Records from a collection
··········
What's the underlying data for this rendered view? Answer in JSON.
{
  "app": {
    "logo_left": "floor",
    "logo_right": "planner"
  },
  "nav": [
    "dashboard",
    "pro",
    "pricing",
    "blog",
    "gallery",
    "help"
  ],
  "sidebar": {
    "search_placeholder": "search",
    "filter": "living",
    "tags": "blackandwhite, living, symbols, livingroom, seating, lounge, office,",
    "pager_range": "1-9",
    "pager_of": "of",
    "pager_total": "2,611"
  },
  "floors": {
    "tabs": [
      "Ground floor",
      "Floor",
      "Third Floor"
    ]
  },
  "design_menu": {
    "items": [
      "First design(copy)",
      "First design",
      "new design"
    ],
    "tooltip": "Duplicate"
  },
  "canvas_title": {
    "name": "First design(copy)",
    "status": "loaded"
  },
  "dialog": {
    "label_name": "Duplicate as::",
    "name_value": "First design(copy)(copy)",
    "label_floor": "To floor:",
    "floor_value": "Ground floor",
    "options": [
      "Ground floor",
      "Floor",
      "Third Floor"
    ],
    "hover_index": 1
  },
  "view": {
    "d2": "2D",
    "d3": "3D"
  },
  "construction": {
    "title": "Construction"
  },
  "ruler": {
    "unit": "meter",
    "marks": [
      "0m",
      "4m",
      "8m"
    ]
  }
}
··········
Written task →
Reproduce the listing in full. Keep it exactly as written.

Completed task →
What's the underlying data for this rendered view? Answer in JSON.
{
  "app": {
    "logo_left": "floor",
    "logo_right": "planner"
  },
  "nav": [
    "dashboard",
    "pro",
    "pricing",
    "blog",
    "gallery",
    "help"
  ],
  "sidebar": {
    "search_placeholder": "search",
    "filter": "living",
    "tags": "blackandwhite, living, symbols, livingroom, seating, lounge, office,",
    "pager_range": "1-9",
    "pager_of": "of",
    "pager_total": "2,611"
  },
  "floors": {
    "tabs": [
      "Ground floor",
      "Floor",
      "Third Floor"
    ]
  },
  "design_menu": {
    "items": [
      "First design(copy)",
      "First design",
      "new design"
    ],
    "tooltip": "Duplicate"
  },
  "canvas_title": {
    "name": "First design(copy)",
    "status": "loaded"
  },
  "dialog": {
    "label_name": "Duplicate as::",
    "name_value": "First design(copy)(copy)",
    "label_floor": "To floor:",
    "floor_value": "Ground floor",
    "options": [
      "Ground floor",
      "Floor",
      "Third Floor"
    ],
    "hover_index": 1
  },
  "view": {
    "d2": "2D",
    "d3": "3D"
  },
  "construction": {
    "title": "Construction"
  },
  "ruler": {
    "unit": "meter",
    "marks": [
      "0m",
      "4m",
      "8m"
    ]
  }
}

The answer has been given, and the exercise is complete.